Requirements =
Type out the complete listing below word for word, without its pictures.

Input material =
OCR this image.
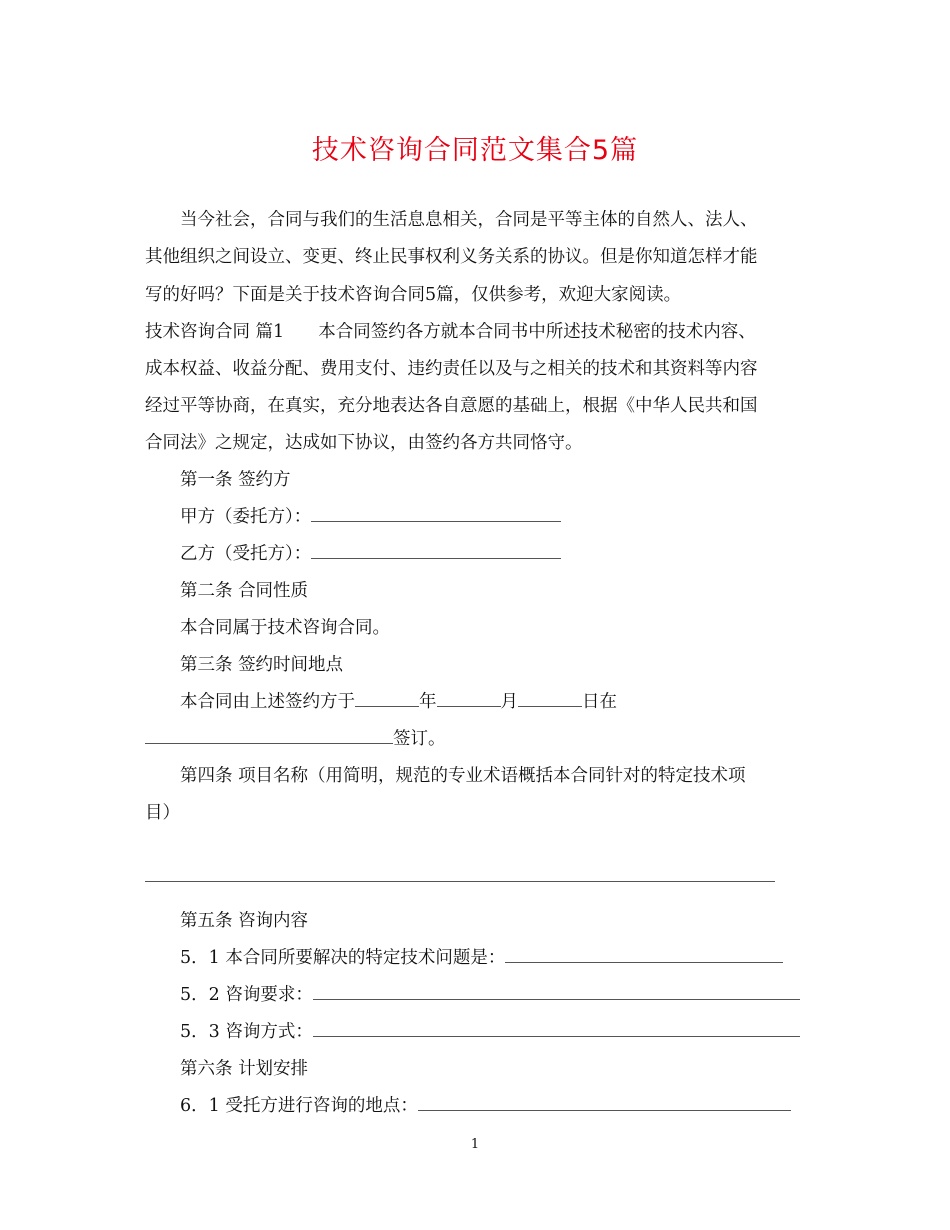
技术咨询合同范文集合5篇
当今社会，合同与我们的生活息息相关，合同是平等主体的自然人、法人、
其他组织之间设立、变更、终止民事权利义务关系的协议。但是你知道怎样才能
写的好吗？下面是关于技术咨询合同5篇，仅供参考，欢迎大家阅读。
技术咨询合同 篇1 本合同签约各方就本合同书中所述技术秘密的技术内容、
成本权益、收益分配、费用支付、违约责任以及与之相关的技术和其资料等内容
经过平等协商，在真实，充分地表达各自意愿的基础上，根据《中华人民共和国
合同法》之规定，达成如下协议，由签约各方共同恪守。
第一条 签约方
甲方（委托方）：
乙方（受托方）：
第二条 合同性质
本合同属于技术咨询合同。
第三条 签约时间地点
本合同由上述签约方于	年	月	日在
签订。
第四条 项目名称（用简明，规范的专业术语概括本合同针对的特定技术项
目）
第五条 咨询内容
5．1 本合同所要解决的特定技术问题是：
5．2 咨询要求：
5．3 咨询方式：
第六条 计划安排
6．1 受托方进行咨询的地点：
1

The completed task =
OCR this image.
技术咨询合同范文集合5篇
当今社会，合同与我们的生活息息相关，合同是平等主体的自然人、法人、
其他组织之间设立、变更、终止民事权利义务关系的协议。但是你知道怎样才能
写的好吗？下面是关于技术咨询合同5篇，仅供参考，欢迎大家阅读。
技术咨询合同 篇1 本合同签约各方就本合同书中所述技术秘密的技术内容、
成本权益、收益分配、费用支付、违约责任以及与之相关的技术和其资料等内容
经过平等协商，在真实，充分地表达各自意愿的基础上，根据《中华人民共和国
合同法》之规定，达成如下协议，由签约各方共同恪守。
第一条 签约方
甲方（委托方）：
乙方（受托方）：
第二条 合同性质
本合同属于技术咨询合同。
第三条 签约时间地点
本合同由上述签约方于	年	月	日在
签订。
第四条 项目名称（用简明，规范的专业术语概括本合同针对的特定技术项
目）
第五条 咨询内容
5．1 本合同所要解决的特定技术问题是：
5．2 咨询要求：
5．3 咨询方式：
第六条 计划安排
6．1 受托方进行咨询的地点：
1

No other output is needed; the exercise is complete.